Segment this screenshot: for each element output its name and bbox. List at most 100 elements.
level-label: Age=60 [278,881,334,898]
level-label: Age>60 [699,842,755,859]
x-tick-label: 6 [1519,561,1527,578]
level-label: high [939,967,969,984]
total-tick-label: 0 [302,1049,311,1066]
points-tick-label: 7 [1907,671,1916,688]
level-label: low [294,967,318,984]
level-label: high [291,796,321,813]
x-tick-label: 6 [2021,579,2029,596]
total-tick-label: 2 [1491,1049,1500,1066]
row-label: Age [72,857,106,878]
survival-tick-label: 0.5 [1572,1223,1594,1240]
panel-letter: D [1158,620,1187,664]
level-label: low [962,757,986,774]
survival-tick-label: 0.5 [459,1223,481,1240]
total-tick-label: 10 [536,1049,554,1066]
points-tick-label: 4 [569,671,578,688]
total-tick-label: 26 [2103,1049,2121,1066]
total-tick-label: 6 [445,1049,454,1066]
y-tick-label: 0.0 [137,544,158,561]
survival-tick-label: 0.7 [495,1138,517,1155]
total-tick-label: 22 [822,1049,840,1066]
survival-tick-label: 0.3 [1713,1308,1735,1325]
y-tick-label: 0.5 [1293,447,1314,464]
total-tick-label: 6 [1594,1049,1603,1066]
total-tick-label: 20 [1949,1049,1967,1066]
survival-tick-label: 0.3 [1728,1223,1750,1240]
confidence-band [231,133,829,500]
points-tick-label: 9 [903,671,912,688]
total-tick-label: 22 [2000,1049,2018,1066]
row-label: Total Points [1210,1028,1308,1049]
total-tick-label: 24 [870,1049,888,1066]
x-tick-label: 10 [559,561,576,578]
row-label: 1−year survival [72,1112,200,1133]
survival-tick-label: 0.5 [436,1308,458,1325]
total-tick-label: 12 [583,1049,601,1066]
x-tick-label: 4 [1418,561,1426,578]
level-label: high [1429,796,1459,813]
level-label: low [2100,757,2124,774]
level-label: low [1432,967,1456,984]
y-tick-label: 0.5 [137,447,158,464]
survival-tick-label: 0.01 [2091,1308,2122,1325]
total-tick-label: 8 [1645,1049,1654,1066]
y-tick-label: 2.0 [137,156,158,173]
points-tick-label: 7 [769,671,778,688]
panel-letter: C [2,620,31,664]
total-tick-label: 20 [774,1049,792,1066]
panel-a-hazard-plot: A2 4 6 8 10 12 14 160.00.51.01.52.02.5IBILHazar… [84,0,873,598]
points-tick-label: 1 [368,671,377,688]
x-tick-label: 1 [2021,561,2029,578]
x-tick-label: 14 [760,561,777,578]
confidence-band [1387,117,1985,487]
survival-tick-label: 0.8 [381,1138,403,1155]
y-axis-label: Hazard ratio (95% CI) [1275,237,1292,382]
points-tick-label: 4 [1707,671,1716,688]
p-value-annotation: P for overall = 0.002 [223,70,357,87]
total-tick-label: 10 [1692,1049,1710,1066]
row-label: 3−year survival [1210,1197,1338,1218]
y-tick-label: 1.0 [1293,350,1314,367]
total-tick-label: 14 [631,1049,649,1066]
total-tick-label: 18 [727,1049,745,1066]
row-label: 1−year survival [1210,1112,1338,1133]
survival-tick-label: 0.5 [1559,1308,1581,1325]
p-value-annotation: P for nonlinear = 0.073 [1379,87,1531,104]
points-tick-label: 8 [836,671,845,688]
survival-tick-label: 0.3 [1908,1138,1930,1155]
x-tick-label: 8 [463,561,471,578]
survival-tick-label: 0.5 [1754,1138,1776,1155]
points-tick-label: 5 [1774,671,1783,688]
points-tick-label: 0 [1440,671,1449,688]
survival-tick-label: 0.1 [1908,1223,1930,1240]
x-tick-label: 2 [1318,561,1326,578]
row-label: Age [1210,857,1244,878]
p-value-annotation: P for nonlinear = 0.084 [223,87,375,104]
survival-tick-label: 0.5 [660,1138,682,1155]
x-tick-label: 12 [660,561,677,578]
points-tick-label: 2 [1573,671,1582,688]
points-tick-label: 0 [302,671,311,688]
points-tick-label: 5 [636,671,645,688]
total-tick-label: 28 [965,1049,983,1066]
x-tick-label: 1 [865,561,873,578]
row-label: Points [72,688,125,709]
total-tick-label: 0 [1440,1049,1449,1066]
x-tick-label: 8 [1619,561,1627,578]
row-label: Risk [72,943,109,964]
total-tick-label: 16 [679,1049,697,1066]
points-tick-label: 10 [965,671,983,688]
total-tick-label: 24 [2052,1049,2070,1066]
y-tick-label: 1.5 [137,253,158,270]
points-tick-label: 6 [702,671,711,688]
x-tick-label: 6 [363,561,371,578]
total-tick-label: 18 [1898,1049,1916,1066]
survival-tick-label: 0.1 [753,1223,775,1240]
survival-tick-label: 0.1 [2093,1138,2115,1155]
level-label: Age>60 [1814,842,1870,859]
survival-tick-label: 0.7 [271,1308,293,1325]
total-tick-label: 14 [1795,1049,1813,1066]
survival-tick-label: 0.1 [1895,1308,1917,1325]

SHORT TASK. Please format every line of the records above as a Markdown table with the columns "No." and "Line", numbering the rows and omitting blank lines.

RESULT BELOW.
| No. | Line |
|---|---|
| 1 | Segment this screenshot: for each element output its name and bbox. List at most 100 elements. |
| 2 | level-label: Age=60 [278,881,334,898] |
| 3 | level-label: Age>60 [699,842,755,859] |
| 4 | x-tick-label: 6 [1519,561,1527,578] |
| 5 | level-label: high [939,967,969,984] |
| 6 | total-tick-label: 0 [302,1049,311,1066] |
| 7 | points-tick-label: 7 [1907,671,1916,688] |
| 8 | level-label: low [294,967,318,984] |
| 9 | level-label: high [291,796,321,813] |
| 10 | x-tick-label: 6 [2021,579,2029,596] |
| 11 | total-tick-label: 2 [1491,1049,1500,1066] |
| 12 | row-label: Age [72,857,106,878] |
| 13 | survival-tick-label: 0.5 [1572,1223,1594,1240] |
| 14 | panel-letter: D [1158,620,1187,664] |
| 15 | level-label: low [962,757,986,774] |
| 16 | survival-tick-label: 0.5 [459,1223,481,1240] |
| 17 | total-tick-label: 10 [536,1049,554,1066] |
| 18 | points-tick-label: 4 [569,671,578,688] |
| 19 | total-tick-label: 26 [2103,1049,2121,1066] |
| 20 | total-tick-label: 6 [445,1049,454,1066] |
| 21 | y-tick-label: 0.0 [137,544,158,561] |
| 22 | survival-tick-label: 0.7 [495,1138,517,1155] |
| 23 | total-tick-label: 22 [822,1049,840,1066] |
| 24 | survival-tick-label: 0.3 [1713,1308,1735,1325] |
| 25 | y-tick-label: 0.5 [1293,447,1314,464] |
| 26 | total-tick-label: 6 [1594,1049,1603,1066] |
| 27 | total-tick-label: 20 [1949,1049,1967,1066] |
| 28 | survival-tick-label: 0.3 [1728,1223,1750,1240] |
| 29 | confidence-band [231,133,829,500] |
| 30 | points-tick-label: 9 [903,671,912,688] |
| 31 | total-tick-label: 22 [2000,1049,2018,1066] |
| 32 | row-label: Total Points [1210,1028,1308,1049] |
| 33 | total-tick-label: 24 [870,1049,888,1066] |
| 34 | x-tick-label: 10 [559,561,576,578] |
| 35 | row-label: 1−year survival [72,1112,200,1133] |
| 36 | survival-tick-label: 0.5 [436,1308,458,1325] |
| 37 | total-tick-label: 12 [583,1049,601,1066] |
| 38 | x-tick-label: 4 [1418,561,1426,578] |
| 39 | level-label: high [1429,796,1459,813] |
| 40 | level-label: low [2100,757,2124,774] |
| 41 | level-label: low [1432,967,1456,984] |
| 42 | y-tick-label: 0.5 [137,447,158,464] |
| 43 | survival-tick-label: 0.01 [2091,1308,2122,1325] |
| 44 | total-tick-label: 8 [1645,1049,1654,1066] |
| 45 | y-tick-label: 2.0 [137,156,158,173] |
| 46 | points-tick-label: 7 [769,671,778,688] |
| 47 | panel-letter: C [2,620,31,664] |
| 48 | total-tick-label: 20 [774,1049,792,1066] |
| 49 | panel-a-hazard-plot: A2 4 6 8 10 12 14 160.00.51.01.52.02.5IBILHazar… [84,0,873,598] |
| 50 | points-tick-label: 1 [368,671,377,688] |
| 51 | x-tick-label: 1 [2021,561,2029,578] |
| 52 | x-tick-label: 14 [760,561,777,578] |
| 53 | confidence-band [1387,117,1985,487] |
| 54 | survival-tick-label: 0.8 [381,1138,403,1155] |
| 55 | y-axis-label: Hazard ratio (95% CI) [1275,237,1292,382] |
| 56 | points-tick-label: 4 [1707,671,1716,688] |
| 57 | p-value-annotation: P for overall = 0.002 [223,70,357,87] |
| 58 | total-tick-label: 10 [1692,1049,1710,1066] |
| 59 | row-label: 3−year survival [1210,1197,1338,1218] |
| 60 | y-tick-label: 1.0 [1293,350,1314,367] |
| 61 | total-tick-label: 14 [631,1049,649,1066] |
| 62 | total-tick-label: 18 [727,1049,745,1066] |
| 63 | row-label: 1−year survival [1210,1112,1338,1133] |
| 64 | survival-tick-label: 0.5 [1559,1308,1581,1325] |
| 65 | p-value-annotation: P for nonlinear = 0.073 [1379,87,1531,104] |
| 66 | points-tick-label: 8 [836,671,845,688] |
| 67 | survival-tick-label: 0.3 [1908,1138,1930,1155] |
| 68 | x-tick-label: 8 [463,561,471,578] |
| 69 | survival-tick-label: 0.5 [1754,1138,1776,1155] |
| 70 | points-tick-label: 5 [1774,671,1783,688] |
| 71 | points-tick-label: 0 [1440,671,1449,688] |
| 72 | survival-tick-label: 0.1 [1908,1223,1930,1240] |
| 73 | x-tick-label: 2 [1318,561,1326,578] |
| 74 | row-label: Age [1210,857,1244,878] |
| 75 | p-value-annotation: P for nonlinear = 0.084 [223,87,375,104] |
| 76 | survival-tick-label: 0.5 [660,1138,682,1155] |
| 77 | x-tick-label: 12 [660,561,677,578] |
| 78 | points-tick-label: 2 [1573,671,1582,688] |
| 79 | points-tick-label: 0 [302,671,311,688] |
| 80 | points-tick-label: 5 [636,671,645,688] |
| 81 | total-tick-label: 28 [965,1049,983,1066] |
| 82 | x-tick-label: 1 [865,561,873,578] |
| 83 | row-label: Points [72,688,125,709] |
| 84 | total-tick-label: 0 [1440,1049,1449,1066] |
| 85 | x-tick-label: 8 [1619,561,1627,578] |
| 86 | row-label: Risk [72,943,109,964] |
| 87 | total-tick-label: 16 [679,1049,697,1066] |
| 88 | points-tick-label: 10 [965,671,983,688] |
| 89 | total-tick-label: 24 [2052,1049,2070,1066] |
| 90 | y-tick-label: 1.5 [137,253,158,270] |
| 91 | points-tick-label: 6 [702,671,711,688] |
| 92 | x-tick-label: 6 [363,561,371,578] |
| 93 | total-tick-label: 18 [1898,1049,1916,1066] |
| 94 | survival-tick-label: 0.1 [753,1223,775,1240] |
| 95 | survival-tick-label: 0.1 [2093,1138,2115,1155] |
| 96 | level-label: Age>60 [1814,842,1870,859] |
| 97 | survival-tick-label: 0.7 [271,1308,293,1325] |
| 98 | total-tick-label: 14 [1795,1049,1813,1066] |
| 99 | survival-tick-label: 0.1 [1895,1308,1917,1325] |